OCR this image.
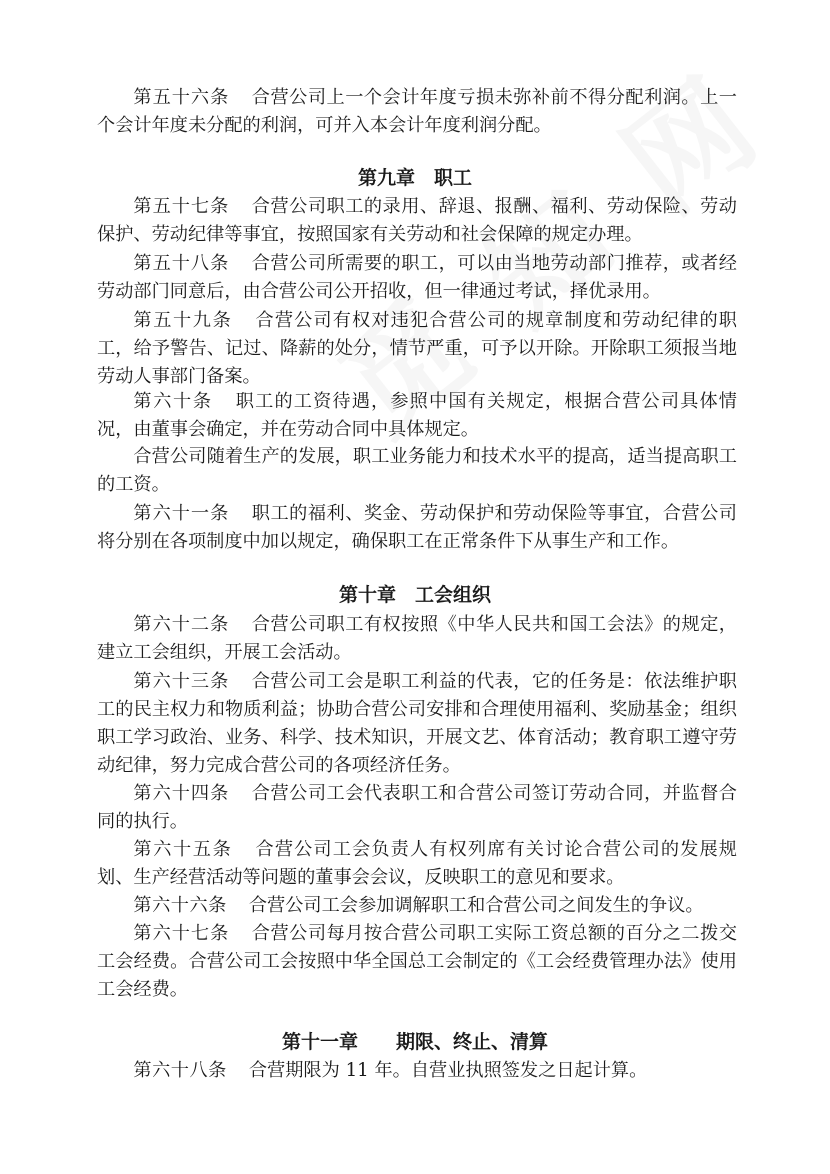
第五十六条 合营公司上一个会计年度亏损未弥补前不得分配利润。上一个会计年度未分配的利润，可并入本会计年度利润分配。

第九章　职工

第五十七条 合营公司职工的录用、辞退、报酬、福利、劳动保险、劳动保护、劳动纪律等事宜，按照国家有关劳动和社会保障的规定办理。

第五十八条 合营公司所需要的职工，可以由当地劳动部门推荐，或者经劳动部门同意后，由合营公司公开招收，但一律通过考试，择优录用。

第五十九条 合营公司有权对违犯合营公司的规章制度和劳动纪律的职工，给予警告、记过、降薪的处分，情节严重，可予以开除。开除职工须报当地劳动人事部门备案。

第六十条 职工的工资待遇，参照中国有关规定，根据合营公司具体情况，由董事会确定，并在劳动合同中具体规定。

合营公司随着生产的发展，职工业务能力和技术水平的提高，适当提高职工的工资。

第六十一条 职工的福利、奖金、劳动保护和劳动保险等事宜，合营公司将分别在各项制度中加以规定，确保职工在正常条件下从事生产和工作。

第十章　工会组织

第六十二条 合营公司职工有权按照《中华人民共和国工会法》的规定，建立工会组织，开展工会活动。

第六十三条 合营公司工会是职工利益的代表，它的任务是：依法维护职工的民主权力和物质利益；协助合营公司安排和合理使用福利、奖励基金；组织职工学习政治、业务、科学、技术知识，开展文艺、体育活动；教育职工遵守劳动纪律，努力完成合营公司的各项经济任务。

第六十四条 合营公司工会代表职工和合营公司签订劳动合同，并监督合同的执行。

第六十五条 合营公司工会负责人有权列席有关讨论合营公司的发展规划、生产经营活动等问题的董事会会议，反映职工的意见和要求。

第六十六条 合营公司工会参加调解职工和合营公司之间发生的争议。

第六十七条 合营公司每月按合营公司职工实际工资总额的百分之二拨交工会经费。合营公司工会按照中华全国总工会制定的《工会经费管理办法》使用工会经费。

第十一章　　期限、终止、清算

第六十八条 合营期限为 11 年。自营业执照签发之日起计算。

::::

Make an exact copy of the data above, pictures excluded.

* [Problem solution]
OCR this image.
第五十六条 合营公司上一个会计年度亏损未弥补前不得分配利润。上一个会计年度未分配的利润，可并入本会计年度利润分配。

第九章　职工

第五十七条 合营公司职工的录用、辞退、报酬、福利、劳动保险、劳动保护、劳动纪律等事宜，按照国家有关劳动和社会保障的规定办理。

第五十八条 合营公司所需要的职工，可以由当地劳动部门推荐，或者经劳动部门同意后，由合营公司公开招收，但一律通过考试，择优录用。

第五十九条 合营公司有权对违犯合营公司的规章制度和劳动纪律的职工，给予警告、记过、降薪的处分，情节严重，可予以开除。开除职工须报当地劳动人事部门备案。

第六十条 职工的工资待遇，参照中国有关规定，根据合营公司具体情况，由董事会确定，并在劳动合同中具体规定。

合营公司随着生产的发展，职工业务能力和技术水平的提高，适当提高职工的工资。

第六十一条 职工的福利、奖金、劳动保护和劳动保险等事宜，合营公司将分别在各项制度中加以规定，确保职工在正常条件下从事生产和工作。

第十章　工会组织

第六十二条 合营公司职工有权按照《中华人民共和国工会法》的规定，建立工会组织，开展工会活动。

第六十三条 合营公司工会是职工利益的代表，它的任务是：依法维护职工的民主权力和物质利益；协助合营公司安排和合理使用福利、奖励基金；组织职工学习政治、业务、科学、技术知识，开展文艺、体育活动；教育职工遵守劳动纪律，努力完成合营公司的各项经济任务。

第六十四条 合营公司工会代表职工和合营公司签订劳动合同，并监督合同的执行。

第六十五条 合营公司工会负责人有权列席有关讨论合营公司的发展规划、生产经营活动等问题的董事会会议，反映职工的意见和要求。

第六十六条 合营公司工会参加调解职工和合营公司之间发生的争议。

第六十七条 合营公司每月按合营公司职工实际工资总额的百分之二拨交工会经费。合营公司工会按照中华全国总工会制定的《工会经费管理办法》使用工会经费。

第十一章　　期限、终止、清算

第六十八条 合营期限为 11 年。自营业执照签发之日起计算。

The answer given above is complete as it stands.